======== Source document ========

Isla Bryson has now been moved to a men’s prison. On January 29th the Scottish government said it would not place any “newly convicted transgender person with any history of violence against women…in a female prison”, pending a review. It has not said it would stop putting any males in women’s jails. Scottish Trans, a group which helped the sps draw up its policy, said a blanket ban would be wrong. Nicola Sturgeon, the first minister, agreed, saying it was important not to “even inadvertently suggest that trans women somehow pose an inherent threat to women”.
Campaigners for women’s rights (and others) point out that though most trans women pose no threat to women, there is no evidence that they pose less of a threat than other men. Most have not undergone sex-reassignment surgery. Many are heterosexual. Given that less than 2% of reported rapes lead to a conviction, claims that the prison service can weed out predatory males bear little scrutiny.
Putting males in female spaces also compromises women’s privacy. This is particularly important in prison. Women constitute less than 4% of the prison population, and tend to be locked up for low-level, non-violent crimes. A majority of them have been victims of domestic violence. One former female convict has described how she was “shaking with fear” when she was forced to share a shower block with trans women in a Scottish jail.

======== Extracted material ========

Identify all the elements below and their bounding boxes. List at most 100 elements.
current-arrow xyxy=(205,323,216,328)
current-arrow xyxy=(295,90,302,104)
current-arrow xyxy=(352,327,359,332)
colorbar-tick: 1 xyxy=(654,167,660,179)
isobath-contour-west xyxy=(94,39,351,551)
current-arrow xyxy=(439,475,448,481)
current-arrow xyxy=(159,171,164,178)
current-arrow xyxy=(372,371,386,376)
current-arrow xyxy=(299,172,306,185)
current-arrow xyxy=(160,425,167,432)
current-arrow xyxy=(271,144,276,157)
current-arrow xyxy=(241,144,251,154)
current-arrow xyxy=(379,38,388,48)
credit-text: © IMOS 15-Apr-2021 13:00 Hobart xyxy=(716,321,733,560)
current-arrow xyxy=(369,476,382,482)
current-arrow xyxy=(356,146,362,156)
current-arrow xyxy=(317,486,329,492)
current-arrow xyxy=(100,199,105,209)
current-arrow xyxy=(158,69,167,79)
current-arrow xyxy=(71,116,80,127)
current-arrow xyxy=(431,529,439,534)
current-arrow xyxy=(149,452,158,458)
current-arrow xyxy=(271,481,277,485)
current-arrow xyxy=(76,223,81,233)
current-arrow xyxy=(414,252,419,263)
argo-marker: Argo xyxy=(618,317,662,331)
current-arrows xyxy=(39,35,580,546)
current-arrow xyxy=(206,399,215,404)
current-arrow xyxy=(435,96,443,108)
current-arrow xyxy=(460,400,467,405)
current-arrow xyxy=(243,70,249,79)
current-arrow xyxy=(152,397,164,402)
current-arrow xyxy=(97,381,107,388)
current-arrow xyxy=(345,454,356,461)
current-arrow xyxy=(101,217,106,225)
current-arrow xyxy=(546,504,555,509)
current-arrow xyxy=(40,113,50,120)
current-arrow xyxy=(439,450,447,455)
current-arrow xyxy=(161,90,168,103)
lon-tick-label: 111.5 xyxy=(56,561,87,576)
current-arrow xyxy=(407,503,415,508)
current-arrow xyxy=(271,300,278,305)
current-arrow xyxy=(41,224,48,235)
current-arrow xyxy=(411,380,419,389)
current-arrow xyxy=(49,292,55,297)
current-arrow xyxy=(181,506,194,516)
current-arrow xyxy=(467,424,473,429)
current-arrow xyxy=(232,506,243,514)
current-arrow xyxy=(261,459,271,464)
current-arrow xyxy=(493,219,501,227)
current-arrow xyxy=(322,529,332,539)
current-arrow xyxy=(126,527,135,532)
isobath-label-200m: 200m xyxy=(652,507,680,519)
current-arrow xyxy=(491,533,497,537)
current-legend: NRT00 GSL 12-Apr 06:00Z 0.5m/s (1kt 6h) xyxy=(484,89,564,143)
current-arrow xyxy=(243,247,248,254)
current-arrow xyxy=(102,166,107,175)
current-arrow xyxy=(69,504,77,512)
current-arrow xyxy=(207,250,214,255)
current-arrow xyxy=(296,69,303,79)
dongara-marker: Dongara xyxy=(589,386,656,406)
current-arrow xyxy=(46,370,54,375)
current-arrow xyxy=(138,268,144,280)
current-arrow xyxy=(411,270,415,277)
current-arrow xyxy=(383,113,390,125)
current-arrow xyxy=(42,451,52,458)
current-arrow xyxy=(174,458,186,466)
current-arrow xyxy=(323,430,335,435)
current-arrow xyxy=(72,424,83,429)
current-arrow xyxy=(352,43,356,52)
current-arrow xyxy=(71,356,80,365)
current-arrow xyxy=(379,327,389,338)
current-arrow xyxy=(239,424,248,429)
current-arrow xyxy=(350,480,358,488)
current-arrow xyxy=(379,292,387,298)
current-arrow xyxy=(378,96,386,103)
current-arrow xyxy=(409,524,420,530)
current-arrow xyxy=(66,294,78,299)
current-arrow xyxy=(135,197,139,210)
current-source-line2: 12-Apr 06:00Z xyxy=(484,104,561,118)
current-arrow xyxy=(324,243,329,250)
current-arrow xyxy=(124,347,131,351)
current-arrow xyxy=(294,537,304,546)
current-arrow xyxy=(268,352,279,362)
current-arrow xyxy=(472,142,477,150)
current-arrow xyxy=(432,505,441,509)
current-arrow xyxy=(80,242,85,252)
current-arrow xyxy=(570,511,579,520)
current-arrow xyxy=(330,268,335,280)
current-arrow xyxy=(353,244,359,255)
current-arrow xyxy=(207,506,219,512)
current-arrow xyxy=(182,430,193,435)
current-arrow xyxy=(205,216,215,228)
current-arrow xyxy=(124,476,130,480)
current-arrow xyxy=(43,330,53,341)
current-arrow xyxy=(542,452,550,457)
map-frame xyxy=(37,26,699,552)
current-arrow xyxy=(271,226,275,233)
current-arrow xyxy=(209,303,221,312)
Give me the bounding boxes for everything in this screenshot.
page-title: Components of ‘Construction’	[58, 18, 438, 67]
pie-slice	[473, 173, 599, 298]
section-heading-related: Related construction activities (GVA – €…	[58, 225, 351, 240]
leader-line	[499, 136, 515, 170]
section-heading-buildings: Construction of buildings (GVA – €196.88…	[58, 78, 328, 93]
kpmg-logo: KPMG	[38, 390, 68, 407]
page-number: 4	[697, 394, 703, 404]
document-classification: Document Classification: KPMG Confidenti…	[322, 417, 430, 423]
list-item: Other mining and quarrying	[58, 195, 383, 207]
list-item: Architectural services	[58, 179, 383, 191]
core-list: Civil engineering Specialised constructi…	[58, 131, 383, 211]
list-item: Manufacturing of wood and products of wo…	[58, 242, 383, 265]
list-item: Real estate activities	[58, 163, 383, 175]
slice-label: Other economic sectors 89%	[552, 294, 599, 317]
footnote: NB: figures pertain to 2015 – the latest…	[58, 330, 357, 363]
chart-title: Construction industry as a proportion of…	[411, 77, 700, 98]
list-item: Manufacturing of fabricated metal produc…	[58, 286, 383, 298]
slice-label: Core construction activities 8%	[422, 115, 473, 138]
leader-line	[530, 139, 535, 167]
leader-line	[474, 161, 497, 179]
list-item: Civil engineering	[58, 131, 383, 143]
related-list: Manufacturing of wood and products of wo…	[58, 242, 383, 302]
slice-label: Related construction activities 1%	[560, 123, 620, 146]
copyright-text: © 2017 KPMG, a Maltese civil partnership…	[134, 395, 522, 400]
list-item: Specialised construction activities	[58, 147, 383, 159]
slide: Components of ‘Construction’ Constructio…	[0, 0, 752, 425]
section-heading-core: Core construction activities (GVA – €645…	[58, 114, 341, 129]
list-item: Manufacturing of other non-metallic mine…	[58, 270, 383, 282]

========

*Your tasks:*
A. Answer these from the passage on transgender prisoners in Scotland:
(i) Where has Isla Bryson now been moved?
(ii) What share of reported rapes lead to a conviction?
(iii) What share of the prison population do women make up?
B. Carry the passage on transgender prisoners in Scotland forward, picking up after its final sentence.

*Activity answers:*
A.
(i) To a men's prison.
(ii) Less than 2%.
(iii) Less than 4%.

B.
England and Wales also allow some trans women to be housed with female prisoners. But the Ministry of Justice has made this more difficult. In January it said no prisoner with male genitals would be housed with women. Some women’s rights campaigners hope this will include those who hold a gender-recognition certificate (GRC), which means they are currently classed as female (regardless of their genital arrangements). Calls are growing for equality legislation to be amended to clarify that the protected characteristic of “sex”, which allows some spaces and services to exclude men, means biological sex.
Where then should trans prisoners be placed? The question mostly relates to trans women, since most trans inmates are natal males (and few trans men ask to be transferred into men’s prisons). Some trans women are themselves too vulnerable to be housed with males.
Part of the answer is vulnerable-prisoner units, which are used for those considered at particular risk (including some gay men and police informants). Because of the rise in the number of trans prisoners (see chart), some reckon a separate unit for transgender prisoners should be established. Jo Phoenix, a professor of criminology at Reading University, says this would help the criminal-justice system develop better ways of working with trans prisoners, including in such areas as rehabilitation. This is a group, she says, about which too little is known.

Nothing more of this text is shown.